+++ Source material +++

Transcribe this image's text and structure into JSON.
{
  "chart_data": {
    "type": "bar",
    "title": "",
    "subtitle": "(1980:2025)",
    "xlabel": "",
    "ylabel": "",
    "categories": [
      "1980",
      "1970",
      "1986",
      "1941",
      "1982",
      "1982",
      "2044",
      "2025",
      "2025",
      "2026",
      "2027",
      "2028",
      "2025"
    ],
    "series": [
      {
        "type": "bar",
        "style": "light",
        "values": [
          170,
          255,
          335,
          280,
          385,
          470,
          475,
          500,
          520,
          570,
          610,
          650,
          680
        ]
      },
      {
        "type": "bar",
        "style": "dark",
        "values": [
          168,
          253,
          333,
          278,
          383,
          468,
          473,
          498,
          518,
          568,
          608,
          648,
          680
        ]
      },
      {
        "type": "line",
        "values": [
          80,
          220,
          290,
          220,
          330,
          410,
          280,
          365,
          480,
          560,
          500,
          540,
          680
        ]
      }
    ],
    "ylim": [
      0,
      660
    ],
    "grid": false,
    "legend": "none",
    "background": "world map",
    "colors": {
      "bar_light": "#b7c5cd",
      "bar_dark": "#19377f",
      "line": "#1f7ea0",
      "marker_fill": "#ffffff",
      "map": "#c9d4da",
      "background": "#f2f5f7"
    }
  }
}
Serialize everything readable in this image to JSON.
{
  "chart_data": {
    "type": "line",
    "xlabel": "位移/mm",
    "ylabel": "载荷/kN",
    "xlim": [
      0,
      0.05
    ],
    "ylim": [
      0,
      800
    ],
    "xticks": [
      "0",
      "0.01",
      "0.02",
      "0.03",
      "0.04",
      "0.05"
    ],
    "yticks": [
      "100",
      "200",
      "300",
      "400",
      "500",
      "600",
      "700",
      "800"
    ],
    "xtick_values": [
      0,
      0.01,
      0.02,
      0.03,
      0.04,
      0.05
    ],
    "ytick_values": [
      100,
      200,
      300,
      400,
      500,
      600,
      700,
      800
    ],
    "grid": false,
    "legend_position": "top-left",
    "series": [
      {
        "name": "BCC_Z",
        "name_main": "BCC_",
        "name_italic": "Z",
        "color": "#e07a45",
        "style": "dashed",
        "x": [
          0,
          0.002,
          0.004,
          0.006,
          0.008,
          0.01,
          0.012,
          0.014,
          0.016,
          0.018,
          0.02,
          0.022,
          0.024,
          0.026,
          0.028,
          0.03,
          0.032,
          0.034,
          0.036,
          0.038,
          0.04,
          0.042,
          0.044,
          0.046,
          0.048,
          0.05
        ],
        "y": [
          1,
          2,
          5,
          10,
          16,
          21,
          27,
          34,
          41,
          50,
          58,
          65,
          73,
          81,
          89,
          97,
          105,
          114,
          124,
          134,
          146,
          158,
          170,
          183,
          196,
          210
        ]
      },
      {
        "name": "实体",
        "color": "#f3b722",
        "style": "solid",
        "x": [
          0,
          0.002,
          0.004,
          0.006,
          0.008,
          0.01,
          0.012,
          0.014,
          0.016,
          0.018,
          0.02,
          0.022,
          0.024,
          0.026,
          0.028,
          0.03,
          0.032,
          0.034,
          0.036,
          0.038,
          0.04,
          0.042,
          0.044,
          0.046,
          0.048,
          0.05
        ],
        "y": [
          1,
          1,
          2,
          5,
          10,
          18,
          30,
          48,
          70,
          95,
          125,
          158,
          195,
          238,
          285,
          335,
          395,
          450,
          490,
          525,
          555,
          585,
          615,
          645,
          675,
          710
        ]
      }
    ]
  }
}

+++

▸ **Directions**: Repeat every record exactly as written, please.

▸ **Answer to this task**:
Transcribe this image's text and structure into JSON.
{
  "chart_data": {
    "type": "bar",
    "title": "",
    "subtitle": "(1980:2025)",
    "xlabel": "",
    "ylabel": "",
    "categories": [
      "1980",
      "1970",
      "1986",
      "1941",
      "1982",
      "1982",
      "2044",
      "2025",
      "2025",
      "2026",
      "2027",
      "2028",
      "2025"
    ],
    "series": [
      {
        "type": "bar",
        "style": "light",
        "values": [
          170,
          255,
          335,
          280,
          385,
          470,
          475,
          500,
          520,
          570,
          610,
          650,
          680
        ]
      },
      {
        "type": "bar",
        "style": "dark",
        "values": [
          168,
          253,
          333,
          278,
          383,
          468,
          473,
          498,
          518,
          568,
          608,
          648,
          680
        ]
      },
      {
        "type": "line",
        "values": [
          80,
          220,
          290,
          220,
          330,
          410,
          280,
          365,
          480,
          560,
          500,
          540,
          680
        ]
      }
    ],
    "ylim": [
      0,
      660
    ],
    "grid": false,
    "legend": "none",
    "background": "world map",
    "colors": {
      "bar_light": "#b7c5cd",
      "bar_dark": "#19377f",
      "line": "#1f7ea0",
      "marker_fill": "#ffffff",
      "map": "#c9d4da",
      "background": "#f2f5f7"
    }
  }
}
Serialize everything readable in this image to JSON.
{
  "chart_data": {
    "type": "line",
    "xlabel": "位移/mm",
    "ylabel": "载荷/kN",
    "xlim": [
      0,
      0.05
    ],
    "ylim": [
      0,
      800
    ],
    "xticks": [
      "0",
      "0.01",
      "0.02",
      "0.03",
      "0.04",
      "0.05"
    ],
    "yticks": [
      "100",
      "200",
      "300",
      "400",
      "500",
      "600",
      "700",
      "800"
    ],
    "xtick_values": [
      0,
      0.01,
      0.02,
      0.03,
      0.04,
      0.05
    ],
    "ytick_values": [
      100,
      200,
      300,
      400,
      500,
      600,
      700,
      800
    ],
    "grid": false,
    "legend_position": "top-left",
    "series": [
      {
        "name": "BCC_Z",
        "name_main": "BCC_",
        "name_italic": "Z",
        "color": "#e07a45",
        "style": "dashed",
        "x": [
          0,
          0.002,
          0.004,
          0.006,
          0.008,
          0.01,
          0.012,
          0.014,
          0.016,
          0.018,
          0.02,
          0.022,
          0.024,
          0.026,
          0.028,
          0.03,
          0.032,
          0.034,
          0.036,
          0.038,
          0.04,
          0.042,
          0.044,
          0.046,
          0.048,
          0.05
        ],
        "y": [
          1,
          2,
          5,
          10,
          16,
          21,
          27,
          34,
          41,
          50,
          58,
          65,
          73,
          81,
          89,
          97,
          105,
          114,
          124,
          134,
          146,
          158,
          170,
          183,
          196,
          210
        ]
      },
      {
        "name": "实体",
        "color": "#f3b722",
        "style": "solid",
        "x": [
          0,
          0.002,
          0.004,
          0.006,
          0.008,
          0.01,
          0.012,
          0.014,
          0.016,
          0.018,
          0.02,
          0.022,
          0.024,
          0.026,
          0.028,
          0.03,
          0.032,
          0.034,
          0.036,
          0.038,
          0.04,
          0.042,
          0.044,
          0.046,
          0.048,
          0.05
        ],
        "y": [
          1,
          1,
          2,
          5,
          10,
          18,
          30,
          48,
          70,
          95,
          125,
          158,
          195,
          238,
          285,
          335,
          395,
          450,
          490,
          525,
          555,
          585,
          615,
          645,
          675,
          710
        ]
      }
    ]
  }
}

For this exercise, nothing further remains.